>> Begin

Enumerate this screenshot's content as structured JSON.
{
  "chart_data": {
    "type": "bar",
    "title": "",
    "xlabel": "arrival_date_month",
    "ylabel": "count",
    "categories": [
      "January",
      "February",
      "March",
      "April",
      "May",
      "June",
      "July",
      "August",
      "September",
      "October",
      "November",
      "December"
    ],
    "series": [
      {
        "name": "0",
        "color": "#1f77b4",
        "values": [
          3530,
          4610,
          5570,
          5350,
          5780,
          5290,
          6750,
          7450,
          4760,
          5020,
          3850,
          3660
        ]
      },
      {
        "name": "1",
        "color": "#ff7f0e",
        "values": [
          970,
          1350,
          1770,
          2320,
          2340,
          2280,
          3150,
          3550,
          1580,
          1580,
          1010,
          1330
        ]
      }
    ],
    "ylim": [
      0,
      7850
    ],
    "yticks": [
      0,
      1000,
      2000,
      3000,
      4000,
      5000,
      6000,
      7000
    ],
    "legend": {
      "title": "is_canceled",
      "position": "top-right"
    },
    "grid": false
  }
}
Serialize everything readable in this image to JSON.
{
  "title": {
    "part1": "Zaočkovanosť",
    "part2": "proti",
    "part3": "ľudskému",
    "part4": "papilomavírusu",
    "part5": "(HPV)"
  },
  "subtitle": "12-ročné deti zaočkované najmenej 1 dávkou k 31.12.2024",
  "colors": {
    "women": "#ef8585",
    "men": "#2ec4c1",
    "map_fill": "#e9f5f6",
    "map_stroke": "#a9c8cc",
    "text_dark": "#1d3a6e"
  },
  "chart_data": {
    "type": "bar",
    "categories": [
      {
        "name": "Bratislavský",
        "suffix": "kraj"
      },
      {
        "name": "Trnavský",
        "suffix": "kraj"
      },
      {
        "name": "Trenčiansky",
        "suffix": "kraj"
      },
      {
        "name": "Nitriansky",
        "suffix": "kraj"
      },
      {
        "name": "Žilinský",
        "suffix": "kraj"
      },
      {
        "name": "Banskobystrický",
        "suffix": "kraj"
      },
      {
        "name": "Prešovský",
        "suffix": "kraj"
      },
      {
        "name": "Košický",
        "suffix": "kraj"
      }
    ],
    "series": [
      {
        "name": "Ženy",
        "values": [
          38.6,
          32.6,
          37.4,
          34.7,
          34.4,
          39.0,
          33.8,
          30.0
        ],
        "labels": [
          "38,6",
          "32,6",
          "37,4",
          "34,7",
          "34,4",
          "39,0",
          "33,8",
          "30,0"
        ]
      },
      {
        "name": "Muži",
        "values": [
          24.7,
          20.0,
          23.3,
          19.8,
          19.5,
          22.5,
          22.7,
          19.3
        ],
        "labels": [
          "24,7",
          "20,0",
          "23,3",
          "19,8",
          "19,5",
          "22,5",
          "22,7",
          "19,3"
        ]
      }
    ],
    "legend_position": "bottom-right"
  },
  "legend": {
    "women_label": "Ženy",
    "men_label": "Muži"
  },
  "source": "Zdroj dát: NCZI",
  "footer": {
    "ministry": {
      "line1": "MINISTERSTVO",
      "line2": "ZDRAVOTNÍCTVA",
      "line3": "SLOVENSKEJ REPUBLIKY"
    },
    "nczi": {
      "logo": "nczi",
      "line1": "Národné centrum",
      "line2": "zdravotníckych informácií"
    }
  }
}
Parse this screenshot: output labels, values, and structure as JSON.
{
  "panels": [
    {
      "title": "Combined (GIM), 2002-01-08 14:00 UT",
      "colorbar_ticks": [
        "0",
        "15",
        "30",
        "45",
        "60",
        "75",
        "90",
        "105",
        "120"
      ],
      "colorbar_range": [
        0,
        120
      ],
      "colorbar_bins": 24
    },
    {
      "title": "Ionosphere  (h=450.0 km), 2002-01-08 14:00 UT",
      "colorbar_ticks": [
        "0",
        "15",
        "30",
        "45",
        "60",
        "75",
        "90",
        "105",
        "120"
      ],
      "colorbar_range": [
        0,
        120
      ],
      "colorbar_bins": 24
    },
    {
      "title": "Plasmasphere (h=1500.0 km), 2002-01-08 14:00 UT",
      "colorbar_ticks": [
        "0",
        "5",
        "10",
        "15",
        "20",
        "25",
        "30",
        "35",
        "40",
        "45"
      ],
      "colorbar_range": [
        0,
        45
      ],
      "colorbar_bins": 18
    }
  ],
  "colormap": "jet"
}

>> End

__STATED TASK__. Reproduce the complete data exactly as presented above.

__SOLUTION TO THE PROBLEM__.
Enumerate this screenshot's content as structured JSON.
{
  "chart_data": {
    "type": "bar",
    "title": "",
    "xlabel": "arrival_date_month",
    "ylabel": "count",
    "categories": [
      "January",
      "February",
      "March",
      "April",
      "May",
      "June",
      "July",
      "August",
      "September",
      "October",
      "November",
      "December"
    ],
    "series": [
      {
        "name": "0",
        "color": "#1f77b4",
        "values": [
          3530,
          4610,
          5570,
          5350,
          5780,
          5290,
          6750,
          7450,
          4760,
          5020,
          3850,
          3660
        ]
      },
      {
        "name": "1",
        "color": "#ff7f0e",
        "values": [
          970,
          1350,
          1770,
          2320,
          2340,
          2280,
          3150,
          3550,
          1580,
          1580,
          1010,
          1330
        ]
      }
    ],
    "ylim": [
      0,
      7850
    ],
    "yticks": [
      0,
      1000,
      2000,
      3000,
      4000,
      5000,
      6000,
      7000
    ],
    "legend": {
      "title": "is_canceled",
      "position": "top-right"
    },
    "grid": false
  }
}
Serialize everything readable in this image to JSON.
{
  "title": {
    "part1": "Zaočkovanosť",
    "part2": "proti",
    "part3": "ľudskému",
    "part4": "papilomavírusu",
    "part5": "(HPV)"
  },
  "subtitle": "12-ročné deti zaočkované najmenej 1 dávkou k 31.12.2024",
  "colors": {
    "women": "#ef8585",
    "men": "#2ec4c1",
    "map_fill": "#e9f5f6",
    "map_stroke": "#a9c8cc",
    "text_dark": "#1d3a6e"
  },
  "chart_data": {
    "type": "bar",
    "categories": [
      {
        "name": "Bratislavský",
        "suffix": "kraj"
      },
      {
        "name": "Trnavský",
        "suffix": "kraj"
      },
      {
        "name": "Trenčiansky",
        "suffix": "kraj"
      },
      {
        "name": "Nitriansky",
        "suffix": "kraj"
      },
      {
        "name": "Žilinský",
        "suffix": "kraj"
      },
      {
        "name": "Banskobystrický",
        "suffix": "kraj"
      },
      {
        "name": "Prešovský",
        "suffix": "kraj"
      },
      {
        "name": "Košický",
        "suffix": "kraj"
      }
    ],
    "series": [
      {
        "name": "Ženy",
        "values": [
          38.6,
          32.6,
          37.4,
          34.7,
          34.4,
          39.0,
          33.8,
          30.0
        ],
        "labels": [
          "38,6",
          "32,6",
          "37,4",
          "34,7",
          "34,4",
          "39,0",
          "33,8",
          "30,0"
        ]
      },
      {
        "name": "Muži",
        "values": [
          24.7,
          20.0,
          23.3,
          19.8,
          19.5,
          22.5,
          22.7,
          19.3
        ],
        "labels": [
          "24,7",
          "20,0",
          "23,3",
          "19,8",
          "19,5",
          "22,5",
          "22,7",
          "19,3"
        ]
      }
    ],
    "legend_position": "bottom-right"
  },
  "legend": {
    "women_label": "Ženy",
    "men_label": "Muži"
  },
  "source": "Zdroj dát: NCZI",
  "footer": {
    "ministry": {
      "line1": "MINISTERSTVO",
      "line2": "ZDRAVOTNÍCTVA",
      "line3": "SLOVENSKEJ REPUBLIKY"
    },
    "nczi": {
      "logo": "nczi",
      "line1": "Národné centrum",
      "line2": "zdravotníckych informácií"
    }
  }
}
Parse this screenshot: output labels, values, and structure as JSON.
{
  "panels": [
    {
      "title": "Combined (GIM), 2002-01-08 14:00 UT",
      "colorbar_ticks": [
        "0",
        "15",
        "30",
        "45",
        "60",
        "75",
        "90",
        "105",
        "120"
      ],
      "colorbar_range": [
        0,
        120
      ],
      "colorbar_bins": 24
    },
    {
      "title": "Ionosphere  (h=450.0 km), 2002-01-08 14:00 UT",
      "colorbar_ticks": [
        "0",
        "15",
        "30",
        "45",
        "60",
        "75",
        "90",
        "105",
        "120"
      ],
      "colorbar_range": [
        0,
        120
      ],
      "colorbar_bins": 24
    },
    {
      "title": "Plasmasphere (h=1500.0 km), 2002-01-08 14:00 UT",
      "colorbar_ticks": [
        "0",
        "5",
        "10",
        "15",
        "20",
        "25",
        "30",
        "35",
        "40",
        "45"
      ],
      "colorbar_range": [
        0,
        45
      ],
      "colorbar_bins": 18
    }
  ],
  "colormap": "jet"
}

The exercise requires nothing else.